Work to complete: Repeat all of the data precisely.

Data excerpts:

• • •

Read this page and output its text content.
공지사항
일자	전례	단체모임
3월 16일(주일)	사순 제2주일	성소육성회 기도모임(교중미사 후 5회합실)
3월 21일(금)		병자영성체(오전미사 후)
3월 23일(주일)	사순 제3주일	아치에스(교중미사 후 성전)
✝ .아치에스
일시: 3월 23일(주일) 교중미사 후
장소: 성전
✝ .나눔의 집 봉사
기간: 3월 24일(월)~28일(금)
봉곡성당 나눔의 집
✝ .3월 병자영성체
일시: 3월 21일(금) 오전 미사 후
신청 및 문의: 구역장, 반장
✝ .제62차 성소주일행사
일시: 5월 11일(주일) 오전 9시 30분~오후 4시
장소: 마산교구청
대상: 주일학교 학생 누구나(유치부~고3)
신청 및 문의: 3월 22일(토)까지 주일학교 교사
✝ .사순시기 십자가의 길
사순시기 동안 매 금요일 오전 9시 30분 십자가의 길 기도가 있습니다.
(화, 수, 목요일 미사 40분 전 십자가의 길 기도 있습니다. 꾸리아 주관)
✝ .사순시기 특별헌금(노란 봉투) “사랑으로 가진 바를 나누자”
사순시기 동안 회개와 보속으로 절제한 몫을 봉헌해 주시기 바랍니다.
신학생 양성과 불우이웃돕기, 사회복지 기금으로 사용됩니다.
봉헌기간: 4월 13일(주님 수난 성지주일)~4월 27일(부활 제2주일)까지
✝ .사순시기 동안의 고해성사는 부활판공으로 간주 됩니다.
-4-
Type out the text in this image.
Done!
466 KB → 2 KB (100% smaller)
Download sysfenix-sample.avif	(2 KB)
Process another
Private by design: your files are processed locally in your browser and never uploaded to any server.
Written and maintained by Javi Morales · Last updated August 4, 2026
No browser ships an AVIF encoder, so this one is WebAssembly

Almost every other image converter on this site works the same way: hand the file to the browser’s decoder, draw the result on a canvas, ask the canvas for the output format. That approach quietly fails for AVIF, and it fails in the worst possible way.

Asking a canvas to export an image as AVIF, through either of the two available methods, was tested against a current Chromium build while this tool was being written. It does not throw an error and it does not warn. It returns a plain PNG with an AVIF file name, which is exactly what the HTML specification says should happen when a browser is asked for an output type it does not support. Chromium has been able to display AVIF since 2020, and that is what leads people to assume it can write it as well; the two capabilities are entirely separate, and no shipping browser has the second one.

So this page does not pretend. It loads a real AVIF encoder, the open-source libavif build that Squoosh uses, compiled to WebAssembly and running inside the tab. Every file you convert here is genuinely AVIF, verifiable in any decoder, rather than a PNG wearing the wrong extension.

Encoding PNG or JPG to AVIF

• • •

Answer to this exercise:
Read this page and output its text content.
공지사항
일자	전례	단체모임
3월 16일(주일)	사순 제2주일	성소육성회 기도모임(교중미사 후 5회합실)
3월 21일(금)		병자영성체(오전미사 후)
3월 23일(주일)	사순 제3주일	아치에스(교중미사 후 성전)
✝ .아치에스
일시: 3월 23일(주일) 교중미사 후
장소: 성전
✝ .나눔의 집 봉사
기간: 3월 24일(월)~28일(금)
봉곡성당 나눔의 집
✝ .3월 병자영성체
일시: 3월 21일(금) 오전 미사 후
신청 및 문의: 구역장, 반장
✝ .제62차 성소주일행사
일시: 5월 11일(주일) 오전 9시 30분~오후 4시
장소: 마산교구청
대상: 주일학교 학생 누구나(유치부~고3)
신청 및 문의: 3월 22일(토)까지 주일학교 교사
✝ .사순시기 십자가의 길
사순시기 동안 매 금요일 오전 9시 30분 십자가의 길 기도가 있습니다.
(화, 수, 목요일 미사 40분 전 십자가의 길 기도 있습니다. 꾸리아 주관)
✝ .사순시기 특별헌금(노란 봉투) “사랑으로 가진 바를 나누자”
사순시기 동안 회개와 보속으로 절제한 몫을 봉헌해 주시기 바랍니다.
신학생 양성과 불우이웃돕기, 사회복지 기금으로 사용됩니다.
봉헌기간: 4월 13일(주님 수난 성지주일)~4월 27일(부활 제2주일)까지
✝ .사순시기 동안의 고해성사는 부활판공으로 간주 됩니다.
-4-
Type out the text in this image.
Done!
466 KB → 2 KB (100% smaller)
Download sysfenix-sample.avif	(2 KB)
Process another
Private by design: your files are processed locally in your browser and never uploaded to any server.
Written and maintained by Javi Morales · Last updated August 4, 2026
No browser ships an AVIF encoder, so this one is WebAssembly

Almost every other image converter on this site works the same way: hand the file to the browser’s decoder, draw the result on a canvas, ask the canvas for the output format. That approach quietly fails for AVIF, and it fails in the worst possible way.

Asking a canvas to export an image as AVIF, through either of the two available methods, was tested against a current Chromium build while this tool was being written. It does not throw an error and it does not warn. It returns a plain PNG with an AVIF file name, which is exactly what the HTML specification says should happen when a browser is asked for an output type it does not support. Chromium has been able to display AVIF since 2020, and that is what leads people to assume it can write it as well; the two capabilities are entirely separate, and no shipping browser has the second one.

So this page does not pretend. It loads a real AVIF encoder, the open-source libavif build that Squoosh uses, compiled to WebAssembly and running inside the tab. Every file you convert here is genuinely AVIF, verifiable in any decoder, rather than a PNG wearing the wrong extension.

Encoding PNG or JPG to AVIF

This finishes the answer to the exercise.